## EXERCISE DIRECTIONS
Copy out each line that mentions the word "color".

►

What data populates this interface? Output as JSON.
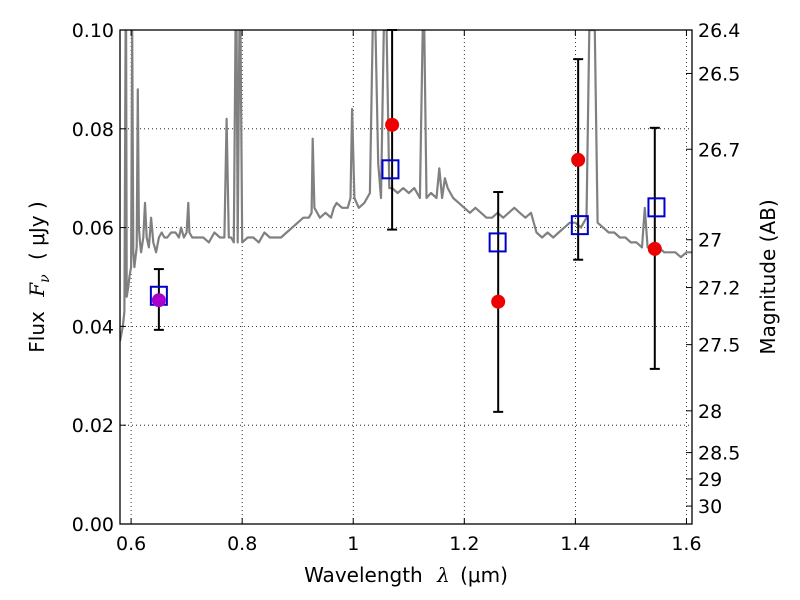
{
  "chart_data": {
    "type": "scatter",
    "xlabel": {
      "text": "Wavelength",
      "symbol": "λ",
      "unit": "(μm)"
    },
    "ylabel": {
      "text": "Flux",
      "symbol": "F",
      "subscript": "ν",
      "unit": "( μJy )"
    },
    "y2label": "Magnitude (AB)",
    "xlim": [
      0.58,
      1.61
    ],
    "ylim": [
      0.0,
      0.1
    ],
    "grid": true,
    "x_ticks": [
      {
        "value": 0.6,
        "label": "0.6"
      },
      {
        "value": 0.8,
        "label": "0.8"
      },
      {
        "value": 1.0,
        "label": "1"
      },
      {
        "value": 1.2,
        "label": "1.2"
      },
      {
        "value": 1.4,
        "label": "1.4"
      },
      {
        "value": 1.6,
        "label": "1.6"
      }
    ],
    "y_ticks": [
      {
        "value": 0.0,
        "label": "0.00"
      },
      {
        "value": 0.02,
        "label": "0.02"
      },
      {
        "value": 0.04,
        "label": "0.04"
      },
      {
        "value": 0.06,
        "label": "0.06"
      },
      {
        "value": 0.08,
        "label": "0.08"
      },
      {
        "value": 0.1,
        "label": "0.10"
      }
    ],
    "mag_ticks": [
      {
        "value": 26.4,
        "label": "26.4"
      },
      {
        "value": 26.5,
        "label": "26.5"
      },
      {
        "value": 26.7,
        "label": "26.7"
      },
      {
        "value": 27.0,
        "label": "27"
      },
      {
        "value": 27.2,
        "label": "27.2"
      },
      {
        "value": 27.5,
        "label": "27.5"
      },
      {
        "value": 28.0,
        "label": "28"
      },
      {
        "value": 28.5,
        "label": "28.5"
      },
      {
        "value": 29.0,
        "label": "29"
      },
      {
        "value": 30.0,
        "label": "30"
      }
    ],
    "series": [
      {
        "kind": "spectrum",
        "color": "#808080",
        "points": [
          [
            0.58,
            0.037
          ],
          [
            0.585,
            0.04
          ],
          [
            0.588,
            0.043
          ],
          [
            0.59,
            0.1
          ],
          [
            0.591,
            0.1
          ],
          [
            0.592,
            0.046
          ],
          [
            0.595,
            0.048
          ],
          [
            0.597,
            0.05
          ],
          [
            0.6,
            0.052
          ],
          [
            0.602,
            0.1
          ],
          [
            0.604,
            0.055
          ],
          [
            0.606,
            0.052
          ],
          [
            0.608,
            0.054
          ],
          [
            0.61,
            0.056
          ],
          [
            0.612,
            0.088
          ],
          [
            0.614,
            0.06
          ],
          [
            0.616,
            0.057
          ],
          [
            0.618,
            0.055
          ],
          [
            0.622,
            0.058
          ],
          [
            0.625,
            0.065
          ],
          [
            0.628,
            0.058
          ],
          [
            0.632,
            0.056
          ],
          [
            0.636,
            0.062
          ],
          [
            0.64,
            0.057
          ],
          [
            0.645,
            0.055
          ],
          [
            0.65,
            0.058
          ],
          [
            0.655,
            0.059
          ],
          [
            0.66,
            0.058
          ],
          [
            0.665,
            0.058
          ],
          [
            0.672,
            0.059
          ],
          [
            0.68,
            0.059
          ],
          [
            0.686,
            0.058
          ],
          [
            0.69,
            0.06
          ],
          [
            0.695,
            0.058
          ],
          [
            0.7,
            0.059
          ],
          [
            0.703,
            0.065
          ],
          [
            0.705,
            0.059
          ],
          [
            0.71,
            0.058
          ],
          [
            0.72,
            0.058
          ],
          [
            0.73,
            0.058
          ],
          [
            0.74,
            0.057
          ],
          [
            0.75,
            0.059
          ],
          [
            0.76,
            0.058
          ],
          [
            0.768,
            0.058
          ],
          [
            0.772,
            0.082
          ],
          [
            0.776,
            0.058
          ],
          [
            0.78,
            0.058
          ],
          [
            0.785,
            0.057
          ],
          [
            0.788,
            0.1
          ],
          [
            0.79,
            0.1
          ],
          [
            0.792,
            0.057
          ],
          [
            0.795,
            0.1
          ],
          [
            0.797,
            0.1
          ],
          [
            0.8,
            0.057
          ],
          [
            0.81,
            0.058
          ],
          [
            0.82,
            0.058
          ],
          [
            0.83,
            0.057
          ],
          [
            0.84,
            0.059
          ],
          [
            0.85,
            0.058
          ],
          [
            0.86,
            0.058
          ],
          [
            0.87,
            0.058
          ],
          [
            0.88,
            0.059
          ],
          [
            0.89,
            0.06
          ],
          [
            0.9,
            0.061
          ],
          [
            0.91,
            0.062
          ],
          [
            0.92,
            0.062
          ],
          [
            0.925,
            0.063
          ],
          [
            0.927,
            0.078
          ],
          [
            0.93,
            0.064
          ],
          [
            0.94,
            0.062
          ],
          [
            0.95,
            0.063
          ],
          [
            0.96,
            0.062
          ],
          [
            0.965,
            0.064
          ],
          [
            0.97,
            0.065
          ],
          [
            0.98,
            0.064
          ],
          [
            0.99,
            0.064
          ],
          [
            0.995,
            0.066
          ],
          [
            0.998,
            0.084
          ],
          [
            1.002,
            0.066
          ],
          [
            1.01,
            0.064
          ],
          [
            1.02,
            0.065
          ],
          [
            1.03,
            0.067
          ],
          [
            1.035,
            0.1
          ],
          [
            1.04,
            0.1
          ],
          [
            1.045,
            0.073
          ],
          [
            1.05,
            0.066
          ],
          [
            1.055,
            0.1
          ],
          [
            1.06,
            0.1
          ],
          [
            1.065,
            0.068
          ],
          [
            1.07,
            0.068
          ],
          [
            1.08,
            0.067
          ],
          [
            1.09,
            0.068
          ],
          [
            1.1,
            0.067
          ],
          [
            1.11,
            0.068
          ],
          [
            1.12,
            0.066
          ],
          [
            1.125,
            0.1
          ],
          [
            1.128,
            0.1
          ],
          [
            1.132,
            0.066
          ],
          [
            1.14,
            0.067
          ],
          [
            1.15,
            0.066
          ],
          [
            1.155,
            0.072
          ],
          [
            1.16,
            0.066
          ],
          [
            1.165,
            0.07
          ],
          [
            1.17,
            0.068
          ],
          [
            1.18,
            0.066
          ],
          [
            1.19,
            0.065
          ],
          [
            1.2,
            0.064
          ],
          [
            1.21,
            0.063
          ],
          [
            1.22,
            0.064
          ],
          [
            1.23,
            0.063
          ],
          [
            1.24,
            0.062
          ],
          [
            1.25,
            0.062
          ],
          [
            1.26,
            0.063
          ],
          [
            1.27,
            0.062
          ],
          [
            1.28,
            0.063
          ],
          [
            1.29,
            0.064
          ],
          [
            1.3,
            0.063
          ],
          [
            1.31,
            0.062
          ],
          [
            1.32,
            0.063
          ],
          [
            1.33,
            0.059
          ],
          [
            1.34,
            0.058
          ],
          [
            1.35,
            0.059
          ],
          [
            1.36,
            0.058
          ],
          [
            1.37,
            0.059
          ],
          [
            1.38,
            0.06
          ],
          [
            1.39,
            0.061
          ],
          [
            1.4,
            0.061
          ],
          [
            1.41,
            0.06
          ],
          [
            1.42,
            0.062
          ],
          [
            1.425,
            0.1
          ],
          [
            1.43,
            0.1
          ],
          [
            1.435,
            0.1
          ],
          [
            1.44,
            0.061
          ],
          [
            1.45,
            0.06
          ],
          [
            1.46,
            0.059
          ],
          [
            1.47,
            0.059
          ],
          [
            1.48,
            0.058
          ],
          [
            1.49,
            0.058
          ],
          [
            1.5,
            0.057
          ],
          [
            1.51,
            0.057
          ],
          [
            1.52,
            0.056
          ],
          [
            1.525,
            0.064
          ],
          [
            1.53,
            0.056
          ],
          [
            1.54,
            0.056
          ],
          [
            1.55,
            0.056
          ],
          [
            1.56,
            0.055
          ],
          [
            1.57,
            0.055
          ],
          [
            1.58,
            0.055
          ],
          [
            1.59,
            0.054
          ],
          [
            1.6,
            0.055
          ],
          [
            1.61,
            0.055
          ]
        ]
      },
      {
        "kind": "model-photometry",
        "marker": "square",
        "color": "#0000cc",
        "points": [
          {
            "x": 0.65,
            "y": 0.0462
          },
          {
            "x": 1.067,
            "y": 0.0718
          },
          {
            "x": 1.26,
            "y": 0.057
          },
          {
            "x": 1.408,
            "y": 0.0605
          },
          {
            "x": 1.546,
            "y": 0.0641
          }
        ]
      },
      {
        "kind": "observed-photometry",
        "marker": "circle",
        "color": "#ee0000",
        "points": [
          {
            "x": 0.65,
            "y": 0.0453,
            "yerr": [
              0.0393,
              0.0516
            ],
            "color": "#aa00cc"
          },
          {
            "x": 1.07,
            "y": 0.0808,
            "yerr": [
              0.0596,
              0.1
            ]
          },
          {
            "x": 1.261,
            "y": 0.045,
            "yerr": [
              0.0227,
              0.0672
            ]
          },
          {
            "x": 1.405,
            "y": 0.0737,
            "yerr": [
              0.0535,
              0.0941
            ]
          },
          {
            "x": 1.543,
            "y": 0.0557,
            "yerr": [
              0.0314,
              0.0802
            ]
          }
        ]
      }
    ]
  }
}
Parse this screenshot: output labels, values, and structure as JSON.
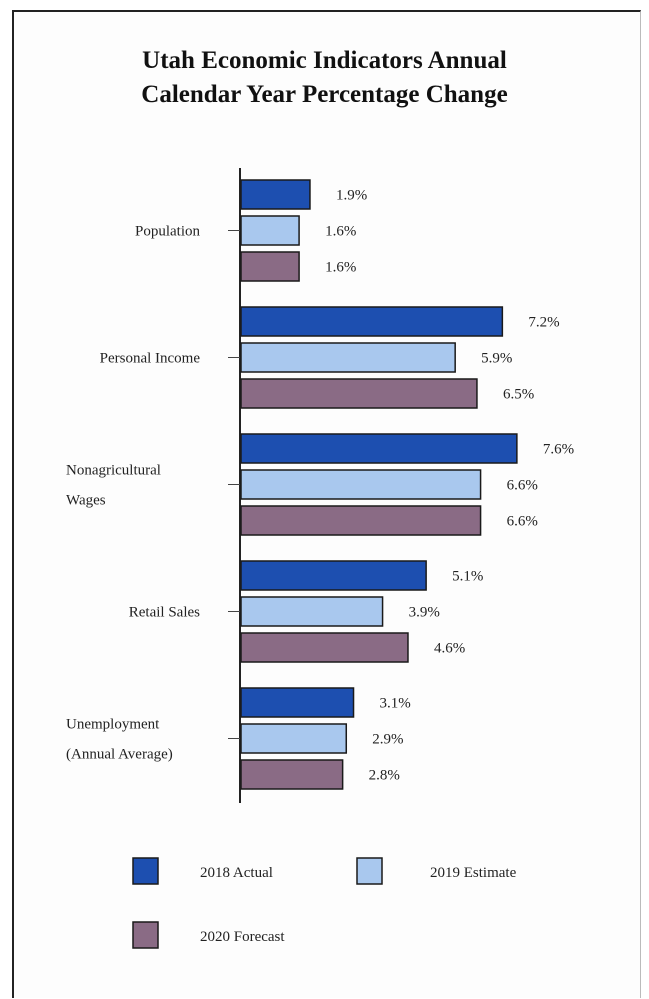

◄

## EXERCISE RESPONSE
        "color": "#808080",
        "color": "#0000cc",
        "color": "#ee0000",
            "color": "#aa00cc"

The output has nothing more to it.